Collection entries
========

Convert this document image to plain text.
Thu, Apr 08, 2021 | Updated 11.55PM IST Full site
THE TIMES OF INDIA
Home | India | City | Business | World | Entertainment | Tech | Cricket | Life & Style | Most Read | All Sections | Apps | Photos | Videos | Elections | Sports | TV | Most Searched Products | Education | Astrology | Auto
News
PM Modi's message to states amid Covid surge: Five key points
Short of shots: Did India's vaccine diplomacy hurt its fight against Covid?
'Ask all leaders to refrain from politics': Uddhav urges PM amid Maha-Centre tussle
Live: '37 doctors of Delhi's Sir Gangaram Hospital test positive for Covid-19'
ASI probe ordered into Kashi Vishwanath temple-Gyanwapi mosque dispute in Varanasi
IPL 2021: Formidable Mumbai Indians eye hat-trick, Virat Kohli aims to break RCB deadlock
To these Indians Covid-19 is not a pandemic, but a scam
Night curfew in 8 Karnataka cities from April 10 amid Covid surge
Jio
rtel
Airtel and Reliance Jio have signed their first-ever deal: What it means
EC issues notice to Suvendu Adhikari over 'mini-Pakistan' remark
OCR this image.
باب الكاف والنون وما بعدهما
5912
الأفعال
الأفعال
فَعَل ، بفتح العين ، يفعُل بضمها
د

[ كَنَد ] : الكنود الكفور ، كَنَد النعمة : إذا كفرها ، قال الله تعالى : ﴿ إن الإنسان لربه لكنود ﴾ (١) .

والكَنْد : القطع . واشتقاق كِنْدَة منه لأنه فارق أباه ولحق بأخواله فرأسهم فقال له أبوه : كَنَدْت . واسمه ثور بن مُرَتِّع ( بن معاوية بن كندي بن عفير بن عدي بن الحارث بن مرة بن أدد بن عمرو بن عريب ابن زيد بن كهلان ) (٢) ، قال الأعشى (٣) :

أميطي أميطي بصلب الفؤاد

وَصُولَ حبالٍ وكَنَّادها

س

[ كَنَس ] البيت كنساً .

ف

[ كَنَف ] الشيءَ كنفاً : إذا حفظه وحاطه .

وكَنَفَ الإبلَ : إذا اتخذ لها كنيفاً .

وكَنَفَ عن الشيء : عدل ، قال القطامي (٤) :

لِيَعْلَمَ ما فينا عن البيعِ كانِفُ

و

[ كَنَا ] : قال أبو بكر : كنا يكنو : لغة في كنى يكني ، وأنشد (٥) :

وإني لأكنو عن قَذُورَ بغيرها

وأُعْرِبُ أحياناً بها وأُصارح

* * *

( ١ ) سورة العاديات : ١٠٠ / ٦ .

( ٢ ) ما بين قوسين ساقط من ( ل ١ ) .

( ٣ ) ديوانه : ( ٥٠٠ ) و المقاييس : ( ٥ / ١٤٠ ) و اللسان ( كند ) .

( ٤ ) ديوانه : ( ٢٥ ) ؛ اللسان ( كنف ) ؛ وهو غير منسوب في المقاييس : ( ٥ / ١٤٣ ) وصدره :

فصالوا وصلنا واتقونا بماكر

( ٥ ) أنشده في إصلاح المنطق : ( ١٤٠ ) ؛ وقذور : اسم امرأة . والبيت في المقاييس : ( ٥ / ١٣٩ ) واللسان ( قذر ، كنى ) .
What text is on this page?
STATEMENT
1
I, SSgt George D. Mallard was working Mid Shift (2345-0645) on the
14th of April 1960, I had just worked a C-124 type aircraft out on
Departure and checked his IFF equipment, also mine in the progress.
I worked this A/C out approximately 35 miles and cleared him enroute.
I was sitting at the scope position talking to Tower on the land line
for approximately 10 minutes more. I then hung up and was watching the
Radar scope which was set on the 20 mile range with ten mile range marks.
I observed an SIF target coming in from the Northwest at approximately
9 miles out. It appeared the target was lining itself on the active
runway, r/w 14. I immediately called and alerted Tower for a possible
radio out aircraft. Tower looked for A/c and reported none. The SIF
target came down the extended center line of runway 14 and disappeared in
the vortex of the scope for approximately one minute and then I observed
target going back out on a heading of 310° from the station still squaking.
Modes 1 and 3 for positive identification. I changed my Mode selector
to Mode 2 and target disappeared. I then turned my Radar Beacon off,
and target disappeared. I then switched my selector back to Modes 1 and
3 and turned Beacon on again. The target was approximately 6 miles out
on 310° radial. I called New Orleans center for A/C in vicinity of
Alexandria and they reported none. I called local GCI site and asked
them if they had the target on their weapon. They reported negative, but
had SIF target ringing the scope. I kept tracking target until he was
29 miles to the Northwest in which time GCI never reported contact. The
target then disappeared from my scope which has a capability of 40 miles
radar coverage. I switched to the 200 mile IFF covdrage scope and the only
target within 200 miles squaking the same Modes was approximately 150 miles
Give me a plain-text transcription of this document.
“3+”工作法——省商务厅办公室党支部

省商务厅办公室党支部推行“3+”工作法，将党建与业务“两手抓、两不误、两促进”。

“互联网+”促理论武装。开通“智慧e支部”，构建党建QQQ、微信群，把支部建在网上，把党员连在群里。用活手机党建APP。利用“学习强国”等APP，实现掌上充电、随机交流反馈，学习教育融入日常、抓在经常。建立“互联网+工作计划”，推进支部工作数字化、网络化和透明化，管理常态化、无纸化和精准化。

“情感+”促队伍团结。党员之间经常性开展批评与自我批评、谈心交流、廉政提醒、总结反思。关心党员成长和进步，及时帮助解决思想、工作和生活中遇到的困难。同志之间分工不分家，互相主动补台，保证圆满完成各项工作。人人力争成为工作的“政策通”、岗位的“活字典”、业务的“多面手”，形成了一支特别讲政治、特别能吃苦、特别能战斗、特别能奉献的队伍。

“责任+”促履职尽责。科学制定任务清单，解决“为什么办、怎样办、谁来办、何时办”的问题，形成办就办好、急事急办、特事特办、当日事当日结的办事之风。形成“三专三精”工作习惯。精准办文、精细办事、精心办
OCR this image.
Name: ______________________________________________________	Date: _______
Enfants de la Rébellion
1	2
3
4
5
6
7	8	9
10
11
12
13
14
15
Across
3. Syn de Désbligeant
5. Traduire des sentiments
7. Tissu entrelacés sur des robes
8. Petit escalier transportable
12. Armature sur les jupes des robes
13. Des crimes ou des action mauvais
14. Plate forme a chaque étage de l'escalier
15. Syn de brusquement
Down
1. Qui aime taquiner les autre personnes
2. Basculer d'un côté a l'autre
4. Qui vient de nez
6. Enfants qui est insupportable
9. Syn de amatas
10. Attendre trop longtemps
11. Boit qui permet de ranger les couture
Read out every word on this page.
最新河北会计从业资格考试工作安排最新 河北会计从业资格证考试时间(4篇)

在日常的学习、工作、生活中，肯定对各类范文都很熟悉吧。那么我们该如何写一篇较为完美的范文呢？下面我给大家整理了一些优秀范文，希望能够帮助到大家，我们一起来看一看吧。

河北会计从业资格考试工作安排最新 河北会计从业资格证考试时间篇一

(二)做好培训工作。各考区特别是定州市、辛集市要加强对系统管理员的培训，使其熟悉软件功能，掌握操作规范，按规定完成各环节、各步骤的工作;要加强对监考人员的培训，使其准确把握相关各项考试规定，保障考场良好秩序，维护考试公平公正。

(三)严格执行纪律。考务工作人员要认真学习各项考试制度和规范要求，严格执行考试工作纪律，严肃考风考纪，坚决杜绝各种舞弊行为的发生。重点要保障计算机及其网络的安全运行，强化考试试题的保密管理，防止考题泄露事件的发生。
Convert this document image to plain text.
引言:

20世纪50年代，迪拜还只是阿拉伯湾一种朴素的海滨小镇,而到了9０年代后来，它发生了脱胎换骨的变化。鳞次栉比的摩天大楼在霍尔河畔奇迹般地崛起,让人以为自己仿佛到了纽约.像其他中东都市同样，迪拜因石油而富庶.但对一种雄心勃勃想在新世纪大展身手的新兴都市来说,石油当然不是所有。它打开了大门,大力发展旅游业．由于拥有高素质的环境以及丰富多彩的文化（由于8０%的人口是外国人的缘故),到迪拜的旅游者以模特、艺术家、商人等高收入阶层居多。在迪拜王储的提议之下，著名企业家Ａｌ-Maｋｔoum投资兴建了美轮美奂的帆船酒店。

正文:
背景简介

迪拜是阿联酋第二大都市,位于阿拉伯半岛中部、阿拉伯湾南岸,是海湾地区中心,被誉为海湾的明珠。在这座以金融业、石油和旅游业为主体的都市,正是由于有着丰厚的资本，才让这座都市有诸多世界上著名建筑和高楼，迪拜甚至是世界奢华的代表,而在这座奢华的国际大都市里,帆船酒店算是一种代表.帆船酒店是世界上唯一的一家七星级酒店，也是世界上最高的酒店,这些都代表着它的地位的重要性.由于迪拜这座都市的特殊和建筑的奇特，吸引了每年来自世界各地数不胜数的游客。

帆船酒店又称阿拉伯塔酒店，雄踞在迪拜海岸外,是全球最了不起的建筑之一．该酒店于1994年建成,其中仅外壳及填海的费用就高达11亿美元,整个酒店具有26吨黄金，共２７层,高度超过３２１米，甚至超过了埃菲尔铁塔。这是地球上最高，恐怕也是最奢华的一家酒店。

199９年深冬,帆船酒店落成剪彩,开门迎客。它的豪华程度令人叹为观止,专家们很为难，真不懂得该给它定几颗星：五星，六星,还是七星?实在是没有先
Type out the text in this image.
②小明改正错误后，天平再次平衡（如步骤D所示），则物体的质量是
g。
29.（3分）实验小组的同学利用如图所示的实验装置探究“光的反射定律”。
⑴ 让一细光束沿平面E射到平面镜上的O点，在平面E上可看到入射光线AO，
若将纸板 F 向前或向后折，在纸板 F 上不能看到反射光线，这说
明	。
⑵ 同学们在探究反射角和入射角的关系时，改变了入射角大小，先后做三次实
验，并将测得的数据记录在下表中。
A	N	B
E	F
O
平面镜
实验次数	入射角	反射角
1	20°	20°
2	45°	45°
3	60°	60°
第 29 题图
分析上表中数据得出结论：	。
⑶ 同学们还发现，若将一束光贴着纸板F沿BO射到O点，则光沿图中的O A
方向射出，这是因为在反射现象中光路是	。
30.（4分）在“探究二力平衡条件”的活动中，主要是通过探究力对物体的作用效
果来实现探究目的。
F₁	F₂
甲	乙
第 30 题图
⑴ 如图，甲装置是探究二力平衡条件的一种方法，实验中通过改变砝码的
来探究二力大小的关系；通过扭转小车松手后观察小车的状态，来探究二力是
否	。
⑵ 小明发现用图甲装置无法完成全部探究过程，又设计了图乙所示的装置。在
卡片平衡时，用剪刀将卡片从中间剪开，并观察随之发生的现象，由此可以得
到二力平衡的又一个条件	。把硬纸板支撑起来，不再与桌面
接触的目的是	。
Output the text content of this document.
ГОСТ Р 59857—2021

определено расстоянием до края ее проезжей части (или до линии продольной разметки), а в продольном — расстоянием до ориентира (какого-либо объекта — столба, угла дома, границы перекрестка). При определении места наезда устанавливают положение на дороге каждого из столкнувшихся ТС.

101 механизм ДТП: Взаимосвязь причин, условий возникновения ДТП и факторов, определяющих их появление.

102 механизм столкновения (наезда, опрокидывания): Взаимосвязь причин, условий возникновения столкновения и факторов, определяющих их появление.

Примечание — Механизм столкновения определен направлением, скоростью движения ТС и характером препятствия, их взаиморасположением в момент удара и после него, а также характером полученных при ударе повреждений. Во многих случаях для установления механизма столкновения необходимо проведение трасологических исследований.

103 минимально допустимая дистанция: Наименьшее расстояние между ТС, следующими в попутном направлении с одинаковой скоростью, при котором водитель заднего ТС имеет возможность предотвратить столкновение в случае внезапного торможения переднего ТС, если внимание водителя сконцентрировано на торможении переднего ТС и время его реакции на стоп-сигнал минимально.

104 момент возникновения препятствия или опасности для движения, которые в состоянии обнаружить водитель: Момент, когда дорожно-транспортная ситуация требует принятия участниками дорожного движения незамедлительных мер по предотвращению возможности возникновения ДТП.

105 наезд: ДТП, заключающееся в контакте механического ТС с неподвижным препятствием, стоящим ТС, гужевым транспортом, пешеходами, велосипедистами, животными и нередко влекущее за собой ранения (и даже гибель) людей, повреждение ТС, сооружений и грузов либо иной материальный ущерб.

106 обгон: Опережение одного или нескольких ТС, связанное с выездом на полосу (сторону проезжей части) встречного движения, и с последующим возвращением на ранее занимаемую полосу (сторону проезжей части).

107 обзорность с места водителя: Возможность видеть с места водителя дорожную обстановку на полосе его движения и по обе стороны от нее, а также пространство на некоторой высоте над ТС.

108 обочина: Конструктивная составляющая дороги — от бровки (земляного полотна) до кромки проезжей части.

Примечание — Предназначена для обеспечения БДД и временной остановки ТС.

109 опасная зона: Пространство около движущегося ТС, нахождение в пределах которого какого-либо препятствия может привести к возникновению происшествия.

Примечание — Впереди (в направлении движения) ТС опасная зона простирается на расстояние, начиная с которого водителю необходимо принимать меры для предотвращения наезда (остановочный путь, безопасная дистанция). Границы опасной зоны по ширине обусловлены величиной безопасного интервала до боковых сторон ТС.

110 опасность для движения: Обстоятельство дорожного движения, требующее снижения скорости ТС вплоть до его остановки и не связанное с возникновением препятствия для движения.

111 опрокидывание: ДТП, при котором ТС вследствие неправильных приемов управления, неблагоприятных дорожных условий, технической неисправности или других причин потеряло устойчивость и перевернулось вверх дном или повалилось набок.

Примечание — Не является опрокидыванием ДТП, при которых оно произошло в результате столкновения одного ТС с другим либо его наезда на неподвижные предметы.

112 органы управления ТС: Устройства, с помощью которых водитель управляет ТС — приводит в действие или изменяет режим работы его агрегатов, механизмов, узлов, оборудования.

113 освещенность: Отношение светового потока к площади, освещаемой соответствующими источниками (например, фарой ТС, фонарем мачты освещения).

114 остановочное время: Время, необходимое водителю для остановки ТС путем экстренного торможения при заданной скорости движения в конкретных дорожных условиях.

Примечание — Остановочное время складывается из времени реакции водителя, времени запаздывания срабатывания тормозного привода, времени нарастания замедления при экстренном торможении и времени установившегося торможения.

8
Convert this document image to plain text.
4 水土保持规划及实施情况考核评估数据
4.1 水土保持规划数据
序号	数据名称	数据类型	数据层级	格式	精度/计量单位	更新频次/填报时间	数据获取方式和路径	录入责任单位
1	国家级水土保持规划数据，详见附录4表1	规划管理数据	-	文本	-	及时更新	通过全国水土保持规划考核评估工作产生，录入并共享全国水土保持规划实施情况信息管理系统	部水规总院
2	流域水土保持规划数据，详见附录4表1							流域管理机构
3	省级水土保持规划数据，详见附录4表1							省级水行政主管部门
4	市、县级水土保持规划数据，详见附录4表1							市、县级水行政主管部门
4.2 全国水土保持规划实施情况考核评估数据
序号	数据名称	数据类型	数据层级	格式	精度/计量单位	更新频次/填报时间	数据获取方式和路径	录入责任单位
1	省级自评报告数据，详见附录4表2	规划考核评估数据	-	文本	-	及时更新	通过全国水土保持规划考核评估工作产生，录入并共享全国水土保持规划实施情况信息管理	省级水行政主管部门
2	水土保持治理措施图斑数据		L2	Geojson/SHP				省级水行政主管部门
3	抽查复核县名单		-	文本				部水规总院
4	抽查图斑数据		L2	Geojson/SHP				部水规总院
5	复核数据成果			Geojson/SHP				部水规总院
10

========

Show each line of the listing that holds the string "Взаимосвязь".

101 механизм ДТП: Взаимосвязь причин, условий возникновения ДТП и факторов, определяющих их появление.
102 механизм столкновения (наезда, опрокидывания): Взаимосвязь причин, условий возникновения столкновения и факторов, определяющих их появление.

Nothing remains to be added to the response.